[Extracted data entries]
◆ ◆ ◆ ◆ ◆

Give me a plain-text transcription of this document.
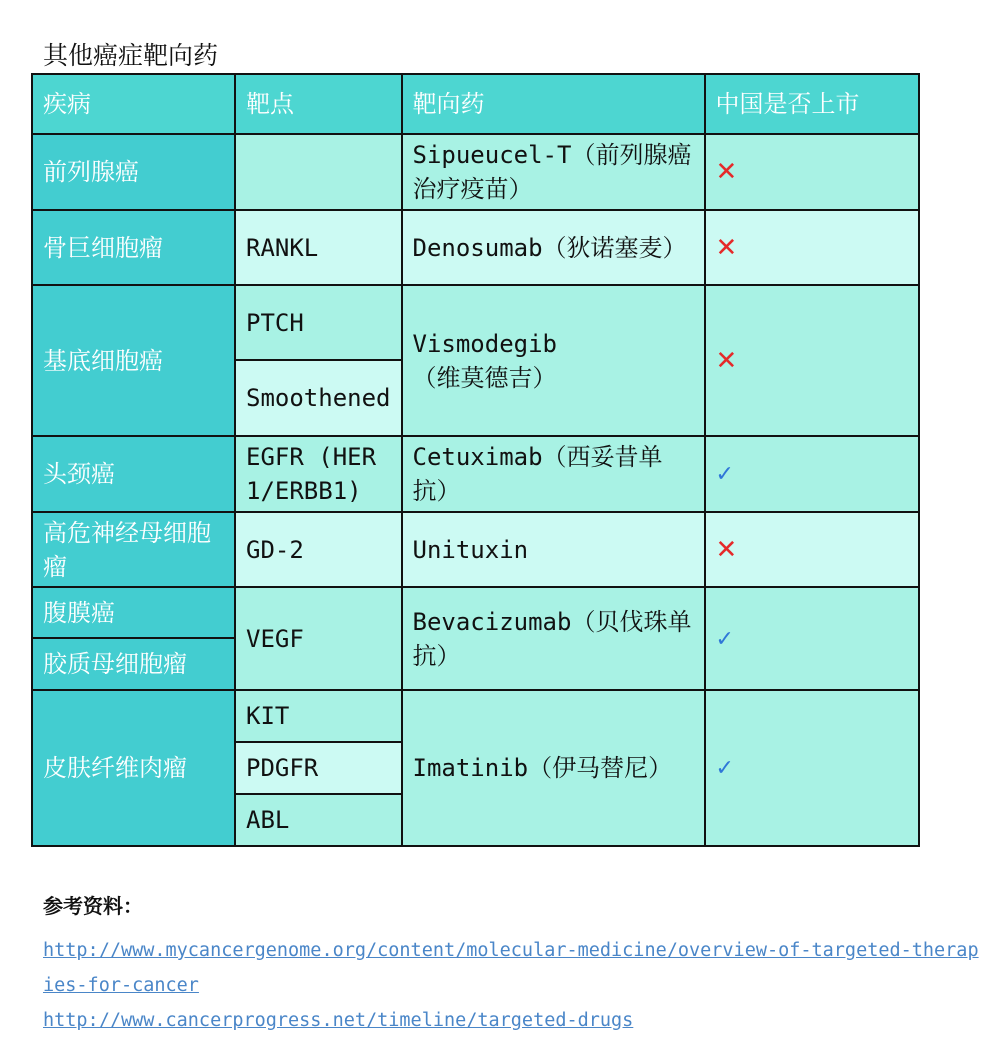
其他癌症靶向药
疾病	靶点	靶向药	中国是否上市
前列腺癌		Sipueucel-T（前列腺癌治疗疫苗）	✕
骨巨细胞瘤	RANKL	Denosumab（狄诺塞麦）	✕
基底细胞癌	PTCH	Vismodegib（维莫德吉）	✕
	Smoothened		
头颈癌	EGFR (HER1/ERBB1)	Cetuximab（西妥昔单抗）	✓
高危神经母细胞瘤	GD-2	Unituxin	✕
腹膜癌	VEGF	Bevacizumab（贝伐珠单抗）	✓
胶质母细胞瘤			
皮肤纤维肉瘤	KIT	Imatinib（伊马替尼）	✓
	PDGFR		
	ABL		
参考资料：
http://www.mycancergenome.org/content/molecular-medicine/overview-of-targeted-therapies-for-cancer
http://www.cancerprogress.net/timeline/targeted-drugs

◆ ◆ ◆ ◆ ◆

### YOUR INSTRUCTIONS
Repeat the data word for word. Skip the pictures.

### RESULT OF THE EXERCISE
Give me a plain-text transcription of this document.
其他癌症靶向药
疾病	靶点	靶向药	中国是否上市
前列腺癌		Sipueucel-T（前列腺癌治疗疫苗）	✕
骨巨细胞瘤	RANKL	Denosumab（狄诺塞麦）	✕
基底细胞癌	PTCH	Vismodegib（维莫德吉）	✕
	Smoothened		
头颈癌	EGFR (HER1/ERBB1)	Cetuximab（西妥昔单抗）	✓
高危神经母细胞瘤	GD-2	Unituxin	✕
腹膜癌	VEGF	Bevacizumab（贝伐珠单抗）	✓
胶质母细胞瘤			
皮肤纤维肉瘤	KIT	Imatinib（伊马替尼）	✓
	PDGFR		
	ABL		
参考资料：
http://www.mycancergenome.org/content/molecular-medicine/overview-of-targeted-therapies-for-cancer
http://www.cancerprogress.net/timeline/targeted-drugs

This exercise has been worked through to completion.